WORK TO BE COMPLETED: Quote all lines below exactly. Images stay out.

EXTRACTED DATA:
※ ※ ※

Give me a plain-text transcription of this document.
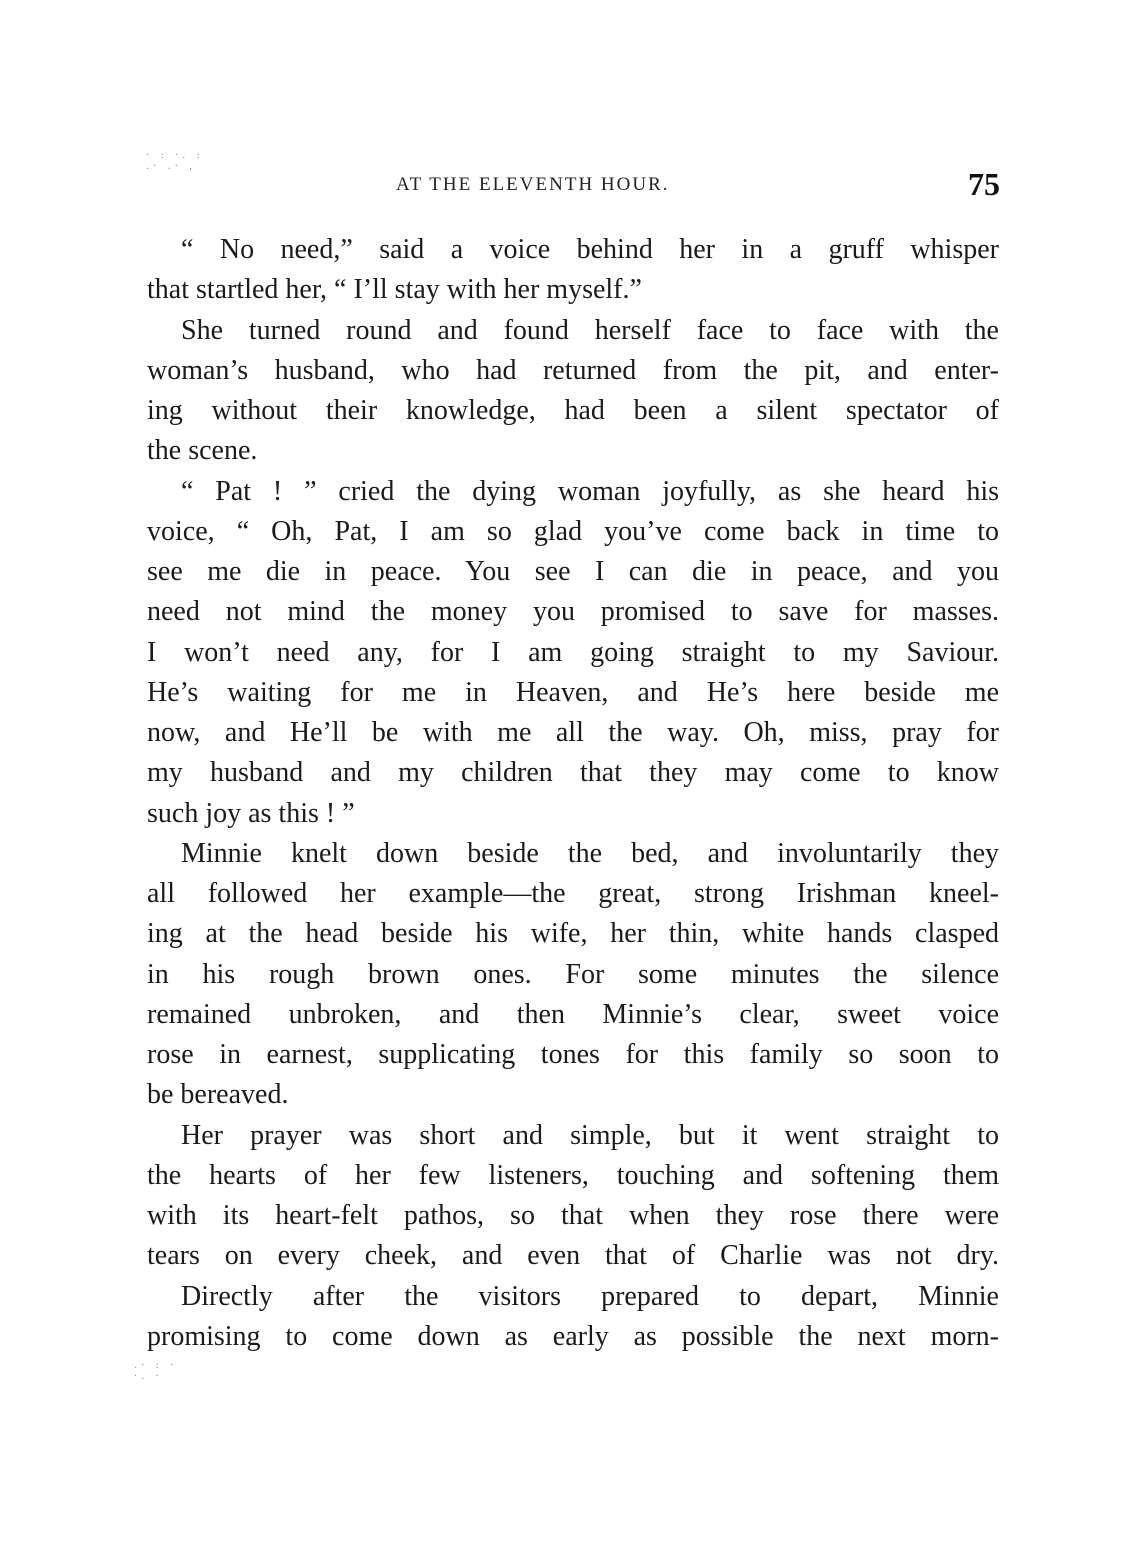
· : ·. :
.· .· ,
.· : ·
·. ·
AT THE ELEVENTH HOUR.	75
“ No need,” said a voice behind her in a gruff whisper
that startled her, “ I’ll stay with her myself.”
She turned round and found herself face to face with the
woman’s husband, who had returned from the pit, and enter-
ing without their knowledge, had been a silent spectator of
the scene.
“ Pat ! ” cried the dying woman joyfully, as she heard his
voice, “ Oh, Pat, I am so glad you’ve come back in time to
see me die in peace. You see I can die in peace, and you
need not mind the money you promised to save for masses.
I won’t need any, for I am going straight to my Saviour.
He’s waiting for me in Heaven, and He’s here beside me
now, and He’ll be with me all the way. Oh, miss, pray for
my husband and my children that they may come to know
such joy as this ! ”
Minnie knelt down beside the bed, and involuntarily they
all followed her example—the great, strong Irishman kneel-
ing at the head beside his wife, her thin, white hands clasped
in his rough brown ones. For some minutes the silence
remained unbroken, and then Minnie’s clear, sweet voice
rose in earnest, supplicating tones for this family so soon to
be bereaved.
Her prayer was short and simple, but it went straight to
the hearts of her few listeners, touching and softening them
with its heart-felt pathos, so that when they rose there were
tears on every cheek, and even that of Charlie was not dry.
Directly after the visitors prepared to depart, Minnie
promising to come down as early as possible the next morn-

※ ※ ※

WRITTEN REPLY:
Give me a plain-text transcription of this document.
· : ·. :
.· .· ,
.· : ·
·. ·
AT THE ELEVENTH HOUR.	75
“ No need,” said a voice behind her in a gruff whisper
that startled her, “ I’ll stay with her myself.”
She turned round and found herself face to face with the
woman’s husband, who had returned from the pit, and enter-
ing without their knowledge, had been a silent spectator of
the scene.
“ Pat ! ” cried the dying woman joyfully, as she heard his
voice, “ Oh, Pat, I am so glad you’ve come back in time to
see me die in peace. You see I can die in peace, and you
need not mind the money you promised to save for masses.
I won’t need any, for I am going straight to my Saviour.
He’s waiting for me in Heaven, and He’s here beside me
now, and He’ll be with me all the way. Oh, miss, pray for
my husband and my children that they may come to know
such joy as this ! ”
Minnie knelt down beside the bed, and involuntarily they
all followed her example—the great, strong Irishman kneel-
ing at the head beside his wife, her thin, white hands clasped
in his rough brown ones. For some minutes the silence
remained unbroken, and then Minnie’s clear, sweet voice
rose in earnest, supplicating tones for this family so soon to
be bereaved.
Her prayer was short and simple, but it went straight to
the hearts of her few listeners, touching and softening them
with its heart-felt pathos, so that when they rose there were
tears on every cheek, and even that of Charlie was not dry.
Directly after the visitors prepared to depart, Minnie
promising to come down as early as possible the next morn-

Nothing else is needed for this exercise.